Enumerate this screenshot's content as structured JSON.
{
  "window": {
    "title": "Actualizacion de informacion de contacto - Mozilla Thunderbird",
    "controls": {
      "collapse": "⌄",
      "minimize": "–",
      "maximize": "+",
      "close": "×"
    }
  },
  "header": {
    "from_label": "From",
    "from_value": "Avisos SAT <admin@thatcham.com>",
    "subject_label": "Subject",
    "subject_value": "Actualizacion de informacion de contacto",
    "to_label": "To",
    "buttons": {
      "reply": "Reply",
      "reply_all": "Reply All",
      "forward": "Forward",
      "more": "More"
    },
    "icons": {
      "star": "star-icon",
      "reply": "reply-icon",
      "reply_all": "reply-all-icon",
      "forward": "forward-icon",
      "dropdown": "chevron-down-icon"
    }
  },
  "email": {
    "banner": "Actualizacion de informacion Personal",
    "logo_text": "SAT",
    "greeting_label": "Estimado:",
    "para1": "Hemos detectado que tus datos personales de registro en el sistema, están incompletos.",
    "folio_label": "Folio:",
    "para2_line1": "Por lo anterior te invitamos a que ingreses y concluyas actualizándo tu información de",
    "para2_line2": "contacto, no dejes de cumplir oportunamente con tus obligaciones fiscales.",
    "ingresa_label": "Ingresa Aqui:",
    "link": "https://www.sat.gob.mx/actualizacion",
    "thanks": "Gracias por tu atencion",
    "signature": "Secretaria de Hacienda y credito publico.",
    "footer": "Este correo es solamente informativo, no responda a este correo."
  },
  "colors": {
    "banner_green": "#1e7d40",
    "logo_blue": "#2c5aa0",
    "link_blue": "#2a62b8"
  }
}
◆ ◆ ◆
Repeat all of the entries exactly.

Enumerate this screenshot's content as structured JSON.
{
  "window": {
    "title": "Actualizacion de informacion de contacto - Mozilla Thunderbird",
    "controls": {
      "collapse": "⌄",
      "minimize": "–",
      "maximize": "+",
      "close": "×"
    }
  },
  "header": {
    "from_label": "From",
    "from_value": "Avisos SAT <admin@thatcham.com>",
    "subject_label": "Subject",
    "subject_value": "Actualizacion de informacion de contacto",
    "to_label": "To",
    "buttons": {
      "reply": "Reply",
      "reply_all": "Reply All",
      "forward": "Forward",
      "more": "More"
    },
    "icons": {
      "star": "star-icon",
      "reply": "reply-icon",
      "reply_all": "reply-all-icon",
      "forward": "forward-icon",
      "dropdown": "chevron-down-icon"
    }
  },
  "email": {
    "banner": "Actualizacion de informacion Personal",
    "logo_text": "SAT",
    "greeting_label": "Estimado:",
    "para1": "Hemos detectado que tus datos personales de registro en el sistema, están incompletos.",
    "folio_label": "Folio:",
    "para2_line1": "Por lo anterior te invitamos a que ingreses y concluyas actualizándo tu información de",
    "para2_line2": "contacto, no dejes de cumplir oportunamente con tus obligaciones fiscales.",
    "ingresa_label": "Ingresa Aqui:",
    "link": "https://www.sat.gob.mx/actualizacion",
    "thanks": "Gracias por tu atencion",
    "signature": "Secretaria de Hacienda y credito publico.",
    "footer": "Este correo es solamente informativo, no responda a este correo."
  },
  "colors": {
    "banner_green": "#1e7d40",
    "logo_blue": "#2c5aa0",
    "link_blue": "#2a62b8"
  }
}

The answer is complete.